■ Provided text ■
※ ※ ※

The dvorak-bot™ also details how the new Republikans have deterred it away from Republican politics.

20 July 2004

George W. Bush wasn’t bashful about how he was being pushed upward by Dad’s connections

According to one of his old professors at Harvard Business School who is speaking out against his ex pupil.
“I vividly remember that he made a comment saying that people are poor because they’re lazy,” Tsurumi said.

Tsurumi also said Bush displayed a sense of arrogance about his prominent family, including his father, former U.S. President George H.W. Bush.

“[George W. Bush] didn’t stand out as the most promising student, but...he made it sure we understood how well he was connected,” Tsurumi said. “He wasn’t bashful about how he was being pushed upward by Dad’s connections.”

Tsurumi said that the younger Bush boasted that his father’s political string-pulling had gotten him to the top of the waiting list for the Texas National Guard instead of serving in Vietnam. When other students were frantically scrambling for summer jobs, Tsurumi said, Bush explained that he was planning instead for a visit to his father in Beijing, where the senior Bush was serving at the time as the special U.S. envoy to China.

He referred to Bush as a "sarcastic, mediocre student". Hear Professor Tsurumi speak about his former student.

5 July 2004

Rate George Bush and John Kerry on the Homeland Security issue

Well, at least on the security of their official web site "homes".
  1. Both the Bush and the Kerry Web sites have cross-site scripting errors (XSS). These errors can allow a prankster to create fake Web pages which load from the Bush or Kerry Web sites but additional content can be supplied from a different Web server belonging to a prankster. A prankster could then say anything they want on a Bush or Kerry Web page using a XSS error. Examples include fake news stories, slogans telling visitors to vote for the other candidate, and doctored photos of a candidate.

  2. Error trapping at the Kerry Web site isn't very good. Typing unusual characters into Web forms at the Kerry Web site causes Web server applications to fail and a visitor is shown very cryptic error pages. These problems might be a sign of SQL injection errors which can be quite serious. An SQL injection error can sometimes be used by an outsider to break into a backend database at a Web site and then to make off with private information from the database.

  3. The Bush Web site has hired a company called Omniture to track users at the Bush Web site. Omniture uses hidden Web bugs to do this tracking. Perhaps this Web site feature was requested by John Ashcroft? ;-) This relationship with Omniture is not spelled out in the Bush Web site privacy policy. For more about information about Omniture, check out their Web site at

  4. Both the Bush and Kerry Web sites encourage visitors to add banner ads for the candidates to their own Web pages. The Bush banner ad uses JavaScript supplied from the Bush Web server (See The Kerry banner ads use an embedded IFRAME (See Both banner ad schemes allow the campaigns to track visitors to any Web pages where the banner ads appear. In addition, the Bush JavaScript scheme allows the Bush Web server to run any script code inside of other people's Web pages. This scheme doesn't strike me as a very good idea from a security standpoint.

  5. Both candidates have good Web site privacy policies. The Kerry Web site privacy policy is also certified by Truste and BBBOnline. I didn't realize that Truste is now offering a trustworthiness rating service for politicians. The Bush campaign probably should get their Truste logo ASAP. ;-)

  6. It appears that the open source vs. closed source debate has also entered the presidential campaign. The Kerry home page comes from an Apache Web server running on a Red Hat Linux box. The Bush Web site on the other hand is hosted on a more corporate Microsoft-powered IIS 5.0 server and uses ASP.NET. I did not check to see if this IIS server is up to date with Microsoft security patches.

I'd have to say the UNIX based server environment is probably much more secure than the Microsoft powered solution, but that depends a great deal on the server administration folks.

※ ※ ※

■ Data ■
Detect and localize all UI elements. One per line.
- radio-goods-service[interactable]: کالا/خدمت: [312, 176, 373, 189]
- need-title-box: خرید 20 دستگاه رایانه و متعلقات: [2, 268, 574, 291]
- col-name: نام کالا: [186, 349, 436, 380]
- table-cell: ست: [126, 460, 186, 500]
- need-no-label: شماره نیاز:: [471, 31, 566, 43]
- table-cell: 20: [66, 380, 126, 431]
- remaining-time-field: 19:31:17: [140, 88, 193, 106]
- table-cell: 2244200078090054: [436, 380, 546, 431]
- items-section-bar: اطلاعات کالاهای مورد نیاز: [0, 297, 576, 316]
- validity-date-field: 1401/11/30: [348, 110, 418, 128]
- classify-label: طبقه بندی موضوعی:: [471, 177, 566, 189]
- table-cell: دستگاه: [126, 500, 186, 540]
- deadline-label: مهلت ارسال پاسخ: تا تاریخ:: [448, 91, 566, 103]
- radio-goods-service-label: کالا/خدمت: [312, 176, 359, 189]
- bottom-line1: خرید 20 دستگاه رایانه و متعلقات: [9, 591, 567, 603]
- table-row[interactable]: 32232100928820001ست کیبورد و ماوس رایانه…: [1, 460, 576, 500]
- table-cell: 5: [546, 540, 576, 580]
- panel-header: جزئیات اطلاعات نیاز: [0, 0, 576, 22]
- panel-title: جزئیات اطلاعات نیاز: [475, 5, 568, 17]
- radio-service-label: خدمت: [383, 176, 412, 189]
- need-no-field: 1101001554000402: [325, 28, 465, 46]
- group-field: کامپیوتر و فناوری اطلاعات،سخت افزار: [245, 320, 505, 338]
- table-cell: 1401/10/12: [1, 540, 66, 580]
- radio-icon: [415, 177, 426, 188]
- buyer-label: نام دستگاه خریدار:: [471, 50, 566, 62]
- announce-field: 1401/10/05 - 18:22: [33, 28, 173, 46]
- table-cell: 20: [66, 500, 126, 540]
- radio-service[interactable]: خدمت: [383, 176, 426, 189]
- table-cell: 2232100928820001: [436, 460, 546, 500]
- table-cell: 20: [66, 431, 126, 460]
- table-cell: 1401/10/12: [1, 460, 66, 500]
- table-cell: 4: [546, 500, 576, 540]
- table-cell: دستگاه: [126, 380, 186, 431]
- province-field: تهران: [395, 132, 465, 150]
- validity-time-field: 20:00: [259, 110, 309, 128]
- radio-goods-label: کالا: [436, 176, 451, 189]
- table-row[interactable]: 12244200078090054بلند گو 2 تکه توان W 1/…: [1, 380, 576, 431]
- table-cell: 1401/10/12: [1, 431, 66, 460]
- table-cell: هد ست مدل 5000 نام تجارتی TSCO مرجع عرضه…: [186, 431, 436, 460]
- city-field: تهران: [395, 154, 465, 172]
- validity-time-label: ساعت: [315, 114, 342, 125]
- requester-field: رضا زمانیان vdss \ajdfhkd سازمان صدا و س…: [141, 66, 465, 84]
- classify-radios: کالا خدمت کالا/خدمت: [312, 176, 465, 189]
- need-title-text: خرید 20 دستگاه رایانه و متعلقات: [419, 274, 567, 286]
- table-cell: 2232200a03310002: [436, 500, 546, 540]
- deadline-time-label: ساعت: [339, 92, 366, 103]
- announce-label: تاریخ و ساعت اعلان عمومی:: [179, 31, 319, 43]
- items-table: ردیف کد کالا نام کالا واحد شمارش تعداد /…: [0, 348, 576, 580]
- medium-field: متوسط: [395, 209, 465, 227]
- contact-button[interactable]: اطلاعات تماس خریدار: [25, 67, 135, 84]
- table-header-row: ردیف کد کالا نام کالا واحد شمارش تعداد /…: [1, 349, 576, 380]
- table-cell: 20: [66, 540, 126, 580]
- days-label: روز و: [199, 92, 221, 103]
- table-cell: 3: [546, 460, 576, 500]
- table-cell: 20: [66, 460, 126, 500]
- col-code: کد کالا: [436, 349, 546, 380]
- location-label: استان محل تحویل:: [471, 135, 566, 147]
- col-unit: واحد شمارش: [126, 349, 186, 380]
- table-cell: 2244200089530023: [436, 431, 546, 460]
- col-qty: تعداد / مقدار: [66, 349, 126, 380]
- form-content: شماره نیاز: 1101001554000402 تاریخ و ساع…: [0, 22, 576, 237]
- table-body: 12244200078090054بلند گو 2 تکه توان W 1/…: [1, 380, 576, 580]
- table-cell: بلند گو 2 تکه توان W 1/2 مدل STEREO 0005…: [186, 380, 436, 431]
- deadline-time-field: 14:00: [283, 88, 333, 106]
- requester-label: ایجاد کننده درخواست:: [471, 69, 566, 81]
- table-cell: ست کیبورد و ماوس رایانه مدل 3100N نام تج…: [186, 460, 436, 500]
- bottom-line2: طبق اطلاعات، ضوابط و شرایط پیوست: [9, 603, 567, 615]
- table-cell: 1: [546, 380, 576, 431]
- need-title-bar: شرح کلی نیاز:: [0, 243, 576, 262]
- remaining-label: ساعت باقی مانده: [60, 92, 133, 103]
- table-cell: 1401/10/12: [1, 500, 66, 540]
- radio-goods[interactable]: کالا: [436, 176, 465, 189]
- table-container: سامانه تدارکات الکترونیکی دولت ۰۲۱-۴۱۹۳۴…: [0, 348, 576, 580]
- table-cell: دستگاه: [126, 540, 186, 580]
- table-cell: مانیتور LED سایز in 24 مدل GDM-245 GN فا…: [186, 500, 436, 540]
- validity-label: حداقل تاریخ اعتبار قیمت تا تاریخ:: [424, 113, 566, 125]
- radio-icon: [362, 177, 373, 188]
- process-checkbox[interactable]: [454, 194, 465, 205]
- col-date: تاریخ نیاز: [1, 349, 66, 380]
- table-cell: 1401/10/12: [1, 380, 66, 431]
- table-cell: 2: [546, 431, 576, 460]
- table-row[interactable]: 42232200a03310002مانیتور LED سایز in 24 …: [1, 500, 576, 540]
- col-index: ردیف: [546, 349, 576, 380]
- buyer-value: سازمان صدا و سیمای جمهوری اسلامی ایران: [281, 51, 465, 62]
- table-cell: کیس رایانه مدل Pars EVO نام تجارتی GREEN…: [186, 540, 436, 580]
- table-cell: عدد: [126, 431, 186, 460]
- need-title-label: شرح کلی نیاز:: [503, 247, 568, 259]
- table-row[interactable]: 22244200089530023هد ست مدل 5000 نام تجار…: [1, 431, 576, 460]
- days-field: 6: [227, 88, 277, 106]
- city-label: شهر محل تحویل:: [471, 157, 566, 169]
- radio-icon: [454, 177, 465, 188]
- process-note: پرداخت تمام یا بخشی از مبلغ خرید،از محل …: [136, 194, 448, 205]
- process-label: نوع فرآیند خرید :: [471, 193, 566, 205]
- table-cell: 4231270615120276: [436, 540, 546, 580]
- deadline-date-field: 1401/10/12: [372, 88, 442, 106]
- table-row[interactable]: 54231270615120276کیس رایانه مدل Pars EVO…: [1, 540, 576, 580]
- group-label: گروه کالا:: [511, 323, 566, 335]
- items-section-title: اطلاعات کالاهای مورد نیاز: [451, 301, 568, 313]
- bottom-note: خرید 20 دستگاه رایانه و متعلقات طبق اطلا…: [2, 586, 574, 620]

※ ※ ※

■ Your tasks ■
1: Answer these questions from the provided text:
(a) According to Tsurumi, what reason did Bush give for people being poor?
(b) Which company has the Bush Web site hired to track its users?
(c) What kind of server does the Kerry home page come from?
2: Repeat a passage of the provided text word for word, beginning at the words "George W. Bush wasn’t" and stopping after the words "George H.W. Bush.".

■ Solution list ■
1:
(a) Because they're lazy.
(b) Omniture.
(c) An Apache Web server running on a Red Hat Linux box.

2:
George W. Bush wasn’t bashful about how he was being pushed upward by Dad’s connections

According to one of his old professors at Harvard Business School who is speaking out against his ex pupil.
“I vividly remember that he made a comment saying that people are poor because they’re lazy,” Tsurumi said.

Tsurumi also said Bush displayed a sense of arrogance about his prominent family, including his father, former U.S. President George H.W. Bush.